## THE TASK
Extract every line from the items below and reproduce each one character for character.

(Element position data)
____________________
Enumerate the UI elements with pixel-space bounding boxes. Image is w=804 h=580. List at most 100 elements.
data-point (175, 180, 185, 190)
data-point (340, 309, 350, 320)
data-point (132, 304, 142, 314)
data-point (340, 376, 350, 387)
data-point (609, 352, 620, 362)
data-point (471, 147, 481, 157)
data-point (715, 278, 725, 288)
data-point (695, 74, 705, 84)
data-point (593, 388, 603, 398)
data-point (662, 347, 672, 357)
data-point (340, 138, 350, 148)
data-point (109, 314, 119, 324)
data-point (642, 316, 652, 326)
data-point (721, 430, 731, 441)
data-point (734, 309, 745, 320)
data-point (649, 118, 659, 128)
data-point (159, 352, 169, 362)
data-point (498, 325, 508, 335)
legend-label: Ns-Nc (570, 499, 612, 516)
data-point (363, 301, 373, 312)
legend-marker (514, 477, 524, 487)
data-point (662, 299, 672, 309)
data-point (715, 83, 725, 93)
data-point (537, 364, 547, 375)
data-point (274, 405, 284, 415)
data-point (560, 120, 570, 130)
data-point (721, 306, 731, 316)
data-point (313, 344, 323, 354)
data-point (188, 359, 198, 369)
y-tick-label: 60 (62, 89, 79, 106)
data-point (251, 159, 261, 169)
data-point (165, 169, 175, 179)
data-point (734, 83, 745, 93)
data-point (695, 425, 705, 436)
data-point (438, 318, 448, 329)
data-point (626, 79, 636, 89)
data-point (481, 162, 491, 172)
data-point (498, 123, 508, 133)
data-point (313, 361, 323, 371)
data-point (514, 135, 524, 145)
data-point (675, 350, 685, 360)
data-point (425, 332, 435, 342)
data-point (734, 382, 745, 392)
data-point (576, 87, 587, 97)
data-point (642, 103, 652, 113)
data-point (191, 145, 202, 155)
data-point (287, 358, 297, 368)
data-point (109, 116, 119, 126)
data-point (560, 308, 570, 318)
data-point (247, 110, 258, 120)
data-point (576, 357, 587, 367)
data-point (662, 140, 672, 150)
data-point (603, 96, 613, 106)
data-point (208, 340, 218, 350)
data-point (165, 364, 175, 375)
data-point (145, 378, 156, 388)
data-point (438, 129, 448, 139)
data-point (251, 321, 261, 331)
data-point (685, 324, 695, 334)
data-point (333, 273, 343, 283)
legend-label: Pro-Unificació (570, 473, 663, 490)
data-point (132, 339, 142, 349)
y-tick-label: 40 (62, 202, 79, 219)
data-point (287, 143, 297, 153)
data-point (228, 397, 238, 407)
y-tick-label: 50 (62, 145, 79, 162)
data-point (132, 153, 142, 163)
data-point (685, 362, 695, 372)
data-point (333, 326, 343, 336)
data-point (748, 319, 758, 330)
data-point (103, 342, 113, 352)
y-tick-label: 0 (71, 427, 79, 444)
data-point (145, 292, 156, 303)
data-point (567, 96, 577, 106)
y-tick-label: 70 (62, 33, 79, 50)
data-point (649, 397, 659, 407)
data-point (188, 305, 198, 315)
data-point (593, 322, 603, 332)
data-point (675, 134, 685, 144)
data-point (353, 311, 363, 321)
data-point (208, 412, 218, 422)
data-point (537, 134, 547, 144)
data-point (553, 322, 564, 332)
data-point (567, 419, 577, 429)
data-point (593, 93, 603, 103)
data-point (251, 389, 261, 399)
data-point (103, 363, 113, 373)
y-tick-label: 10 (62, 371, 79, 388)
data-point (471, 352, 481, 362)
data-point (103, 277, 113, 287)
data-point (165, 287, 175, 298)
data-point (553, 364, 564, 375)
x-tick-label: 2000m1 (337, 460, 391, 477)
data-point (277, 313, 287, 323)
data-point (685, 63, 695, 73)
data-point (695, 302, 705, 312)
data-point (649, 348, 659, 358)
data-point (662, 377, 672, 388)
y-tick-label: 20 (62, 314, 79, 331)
____________________
## RESPONSE TO THIS EXERCISE
Enumerate the UI elements with pixel-space bounding boxes. Image is w=804 h=580. List at most 100 elements.
data-point (175, 180, 185, 190)
data-point (340, 309, 350, 320)
data-point (132, 304, 142, 314)
data-point (340, 376, 350, 387)
data-point (609, 352, 620, 362)
data-point (471, 147, 481, 157)
data-point (715, 278, 725, 288)
data-point (695, 74, 705, 84)
data-point (593, 388, 603, 398)
data-point (662, 347, 672, 357)
data-point (340, 138, 350, 148)
data-point (109, 314, 119, 324)
data-point (642, 316, 652, 326)
data-point (721, 430, 731, 441)
data-point (734, 309, 745, 320)
data-point (649, 118, 659, 128)
data-point (159, 352, 169, 362)
data-point (498, 325, 508, 335)
legend-label: Ns-Nc (570, 499, 612, 516)
data-point (363, 301, 373, 312)
legend-marker (514, 477, 524, 487)
data-point (662, 299, 672, 309)
data-point (715, 83, 725, 93)
data-point (537, 364, 547, 375)
data-point (274, 405, 284, 415)
data-point (560, 120, 570, 130)
data-point (721, 306, 731, 316)
data-point (313, 344, 323, 354)
data-point (188, 359, 198, 369)
y-tick-label: 60 (62, 89, 79, 106)
data-point (251, 159, 261, 169)
data-point (165, 169, 175, 179)
data-point (734, 83, 745, 93)
data-point (695, 425, 705, 436)
data-point (438, 318, 448, 329)
data-point (626, 79, 636, 89)
data-point (481, 162, 491, 172)
data-point (498, 123, 508, 133)
data-point (313, 361, 323, 371)
data-point (514, 135, 524, 145)
data-point (675, 350, 685, 360)
data-point (425, 332, 435, 342)
data-point (734, 382, 745, 392)
data-point (576, 87, 587, 97)
data-point (642, 103, 652, 113)
data-point (191, 145, 202, 155)
data-point (287, 358, 297, 368)
data-point (109, 116, 119, 126)
data-point (560, 308, 570, 318)
data-point (247, 110, 258, 120)
data-point (576, 357, 587, 367)
data-point (662, 140, 672, 150)
data-point (603, 96, 613, 106)
data-point (208, 340, 218, 350)
data-point (165, 364, 175, 375)
data-point (145, 378, 156, 388)
data-point (438, 129, 448, 139)
data-point (251, 321, 261, 331)
data-point (685, 324, 695, 334)
data-point (333, 273, 343, 283)
legend-label: Pro-Unificació (570, 473, 663, 490)
data-point (132, 339, 142, 349)
y-tick-label: 40 (62, 202, 79, 219)
data-point (287, 143, 297, 153)
data-point (228, 397, 238, 407)
y-tick-label: 50 (62, 145, 79, 162)
data-point (132, 153, 142, 163)
data-point (685, 362, 695, 372)
data-point (333, 326, 343, 336)
data-point (748, 319, 758, 330)
data-point (103, 342, 113, 352)
y-tick-label: 0 (71, 427, 79, 444)
data-point (145, 292, 156, 303)
data-point (567, 96, 577, 106)
y-tick-label: 70 (62, 33, 79, 50)
data-point (649, 397, 659, 407)
data-point (188, 305, 198, 315)
data-point (593, 322, 603, 332)
data-point (675, 134, 685, 144)
data-point (353, 311, 363, 321)
data-point (208, 412, 218, 422)
data-point (537, 134, 547, 144)
data-point (553, 322, 564, 332)
data-point (567, 419, 577, 429)
data-point (593, 93, 603, 103)
data-point (251, 389, 261, 399)
data-point (103, 363, 113, 373)
y-tick-label: 10 (62, 371, 79, 388)
data-point (471, 352, 481, 362)
data-point (103, 277, 113, 287)
data-point (165, 287, 175, 298)
data-point (553, 364, 564, 375)
x-tick-label: 2000m1 (337, 460, 391, 477)
data-point (277, 313, 287, 323)
data-point (685, 63, 695, 73)
data-point (695, 302, 705, 312)
data-point (649, 348, 659, 358)
data-point (662, 377, 672, 388)
y-tick-label: 20 (62, 314, 79, 331)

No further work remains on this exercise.